## GIVEN PROBLEM:
Give an exact copy of every line, leaving images out.

## SUPPLIED RECORDS:
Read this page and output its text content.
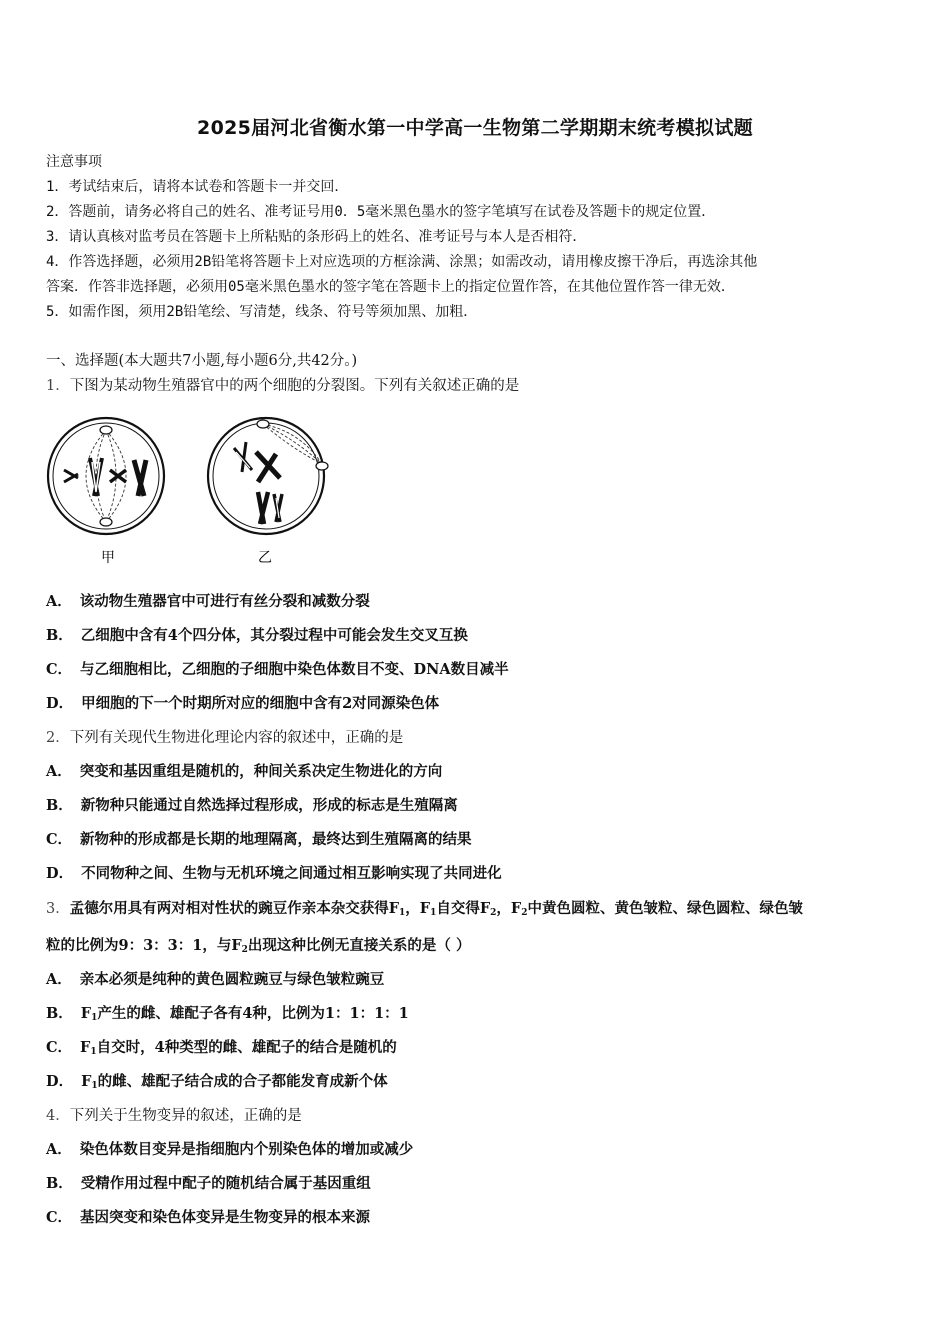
2025届河北省衡水第一中学高一生物第二学期期末统考模拟试题
注意事项
1．考试结束后，请将本试卷和答题卡一并交回．
2．答题前，请务必将自己的姓名、准考证号用0．5毫米黑色墨水的签字笔填写在试卷及答题卡的规定位置．
3．请认真核对监考员在答题卡上所粘贴的条形码上的姓名、准考证号与本人是否相符．
4．作答选择题，必须用2B铅笔将答题卡上对应选项的方框涂满、涂黑；如需改动，请用橡皮擦干净后，再选涂其他
答案．作答非选择题，必须用05毫米黑色墨水的签字笔在答题卡上的指定位置作答，在其他位置作答一律无效．
5．如需作图，须用2B铅笔绘、写清楚，线条、符号等须加黑、加粗．
一、选择题(本大题共7小题,每小题6分,共42分。)
1．下图为某动物生殖器官中的两个细胞的分裂图。下列有关叙述正确的是
甲	乙
A． 该动物生殖器官中可进行有丝分裂和减数分裂
B． 乙细胞中含有4个四分体，其分裂过程中可能会发生交叉互换
C． 与乙细胞相比，乙细胞的子细胞中染色体数目不变、DNA数目减半
D． 甲细胞的下一个时期所对应的细胞中含有2对同源染色体
2．下列有关现代生物进化理论内容的叙述中，正确的是
A． 突变和基因重组是随机的，种间关系决定生物进化的方向
B． 新物种只能通过自然选择过程形成，形成的标志是生殖隔离
C． 新物种的形成都是长期的地理隔离，最终达到生殖隔离的结果
D． 不同物种之间、生物与无机环境之间通过相互影响实现了共同进化
3．孟德尔用具有两对相对性状的豌豆作亲本杂交获得$F_1$，$F_1$自交得$F_2$，$F_2$中黄色圆粒、黄色皱粒、绿色圆粒、绿色皱
粒的比例为9：3：3：1，与$F_2$出现这种比例无直接关系的是（ ）
A． 亲本必须是纯种的黄色圆粒豌豆与绿色皱粒豌豆
B． $F_1$产生的雌、雄配子各有4种，比例为1：1：1：1
C． $F_1$自交时，4种类型的雌、雄配子的结合是随机的
D． $F_1$的雌、雄配子结合成的合子都能发育成新个体
4．下列关于生物变异的叙述，正确的是
A． 染色体数目变异是指细胞内个别染色体的增加或减少
B． 受精作用过程中配子的随机结合属于基因重组
C． 基因突变和染色体变异是生物变异的根本来源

## WRITTEN SOLUTION:
Read this page and output its text content.
2025届河北省衡水第一中学高一生物第二学期期末统考模拟试题
注意事项
1．考试结束后，请将本试卷和答题卡一并交回．
2．答题前，请务必将自己的姓名、准考证号用0．5毫米黑色墨水的签字笔填写在试卷及答题卡的规定位置．
3．请认真核对监考员在答题卡上所粘贴的条形码上的姓名、准考证号与本人是否相符．
4．作答选择题，必须用2B铅笔将答题卡上对应选项的方框涂满、涂黑；如需改动，请用橡皮擦干净后，再选涂其他
答案．作答非选择题，必须用05毫米黑色墨水的签字笔在答题卡上的指定位置作答，在其他位置作答一律无效．
5．如需作图，须用2B铅笔绘、写清楚，线条、符号等须加黑、加粗．
一、选择题(本大题共7小题,每小题6分,共42分。)
1．下图为某动物生殖器官中的两个细胞的分裂图。下列有关叙述正确的是
甲	乙
A． 该动物生殖器官中可进行有丝分裂和减数分裂
B． 乙细胞中含有4个四分体，其分裂过程中可能会发生交叉互换
C． 与乙细胞相比，乙细胞的子细胞中染色体数目不变、DNA数目减半
D． 甲细胞的下一个时期所对应的细胞中含有2对同源染色体
2．下列有关现代生物进化理论内容的叙述中，正确的是
A． 突变和基因重组是随机的，种间关系决定生物进化的方向
B． 新物种只能通过自然选择过程形成，形成的标志是生殖隔离
C． 新物种的形成都是长期的地理隔离，最终达到生殖隔离的结果
D． 不同物种之间、生物与无机环境之间通过相互影响实现了共同进化
3．孟德尔用具有两对相对性状的豌豆作亲本杂交获得$F_1$，$F_1$自交得$F_2$，$F_2$中黄色圆粒、黄色皱粒、绿色圆粒、绿色皱
粒的比例为9：3：3：1，与$F_2$出现这种比例无直接关系的是（ ）
A． 亲本必须是纯种的黄色圆粒豌豆与绿色皱粒豌豆
B． $F_1$产生的雌、雄配子各有4种，比例为1：1：1：1
C． $F_1$自交时，4种类型的雌、雄配子的结合是随机的
D． $F_1$的雌、雄配子结合成的合子都能发育成新个体
4．下列关于生物变异的叙述，正确的是
A． 染色体数目变异是指细胞内个别染色体的增加或减少
B． 受精作用过程中配子的随机结合属于基因重组
C． 基因突变和染色体变异是生物变异的根本来源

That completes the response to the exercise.